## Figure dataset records
........

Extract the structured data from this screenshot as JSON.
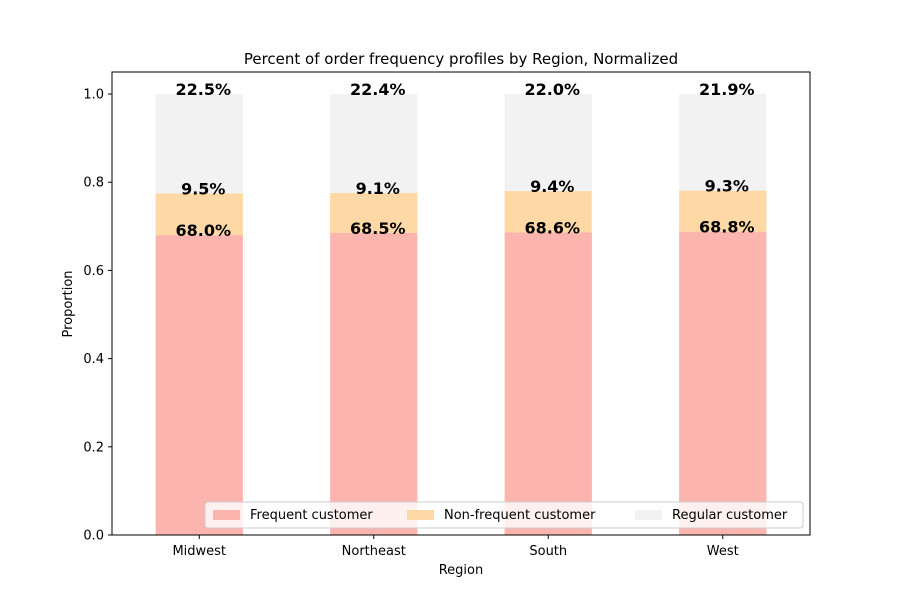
{
  "chart_data": {
    "type": "bar",
    "stacked": true,
    "title": "Percent of order frequency profiles by Region, Normalized",
    "xlabel": "Region",
    "ylabel": "Proportion",
    "ylim": [
      0,
      1.05
    ],
    "yticks": [
      0.0,
      0.2,
      0.4,
      0.6,
      0.8,
      1.0
    ],
    "ytick_labels": [
      "0.0",
      "0.2",
      "0.4",
      "0.6",
      "0.8",
      "1.0"
    ],
    "categories": [
      "Midwest",
      "Northeast",
      "South",
      "West"
    ],
    "series": [
      {
        "name": "Frequent customer",
        "color": "#fbb4ae",
        "values": [
          0.68,
          0.685,
          0.686,
          0.688
        ],
        "labels": [
          "68.0%",
          "68.5%",
          "68.6%",
          "68.8%"
        ]
      },
      {
        "name": "Non-frequent customer",
        "color": "#fed9a6",
        "values": [
          0.095,
          0.091,
          0.094,
          0.093
        ],
        "labels": [
          "9.5%",
          "9.1%",
          "9.4%",
          "9.3%"
        ]
      },
      {
        "name": "Regular customer",
        "color": "#f2f2f2",
        "values": [
          0.225,
          0.224,
          0.22,
          0.219
        ],
        "labels": [
          "22.5%",
          "22.4%",
          "22.0%",
          "21.9%"
        ]
      }
    ],
    "legend": {
      "placement": "lower-right",
      "columns": 3
    },
    "grid": false
  }
}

........

## Short task
The records above need to be given again exactly. Omit the pictures.

## Correct response
Extract the structured data from this screenshot as JSON.
{
  "chart_data": {
    "type": "bar",
    "stacked": true,
    "title": "Percent of order frequency profiles by Region, Normalized",
    "xlabel": "Region",
    "ylabel": "Proportion",
    "ylim": [
      0,
      1.05
    ],
    "yticks": [
      0.0,
      0.2,
      0.4,
      0.6,
      0.8,
      1.0
    ],
    "ytick_labels": [
      "0.0",
      "0.2",
      "0.4",
      "0.6",
      "0.8",
      "1.0"
    ],
    "categories": [
      "Midwest",
      "Northeast",
      "South",
      "West"
    ],
    "series": [
      {
        "name": "Frequent customer",
        "color": "#fbb4ae",
        "values": [
          0.68,
          0.685,
          0.686,
          0.688
        ],
        "labels": [
          "68.0%",
          "68.5%",
          "68.6%",
          "68.8%"
        ]
      },
      {
        "name": "Non-frequent customer",
        "color": "#fed9a6",
        "values": [
          0.095,
          0.091,
          0.094,
          0.093
        ],
        "labels": [
          "9.5%",
          "9.1%",
          "9.4%",
          "9.3%"
        ]
      },
      {
        "name": "Regular customer",
        "color": "#f2f2f2",
        "values": [
          0.225,
          0.224,
          0.22,
          0.219
        ],
        "labels": [
          "22.5%",
          "22.4%",
          "22.0%",
          "21.9%"
        ]
      }
    ],
    "legend": {
      "placement": "lower-right",
      "columns": 3
    },
    "grid": false
  }
}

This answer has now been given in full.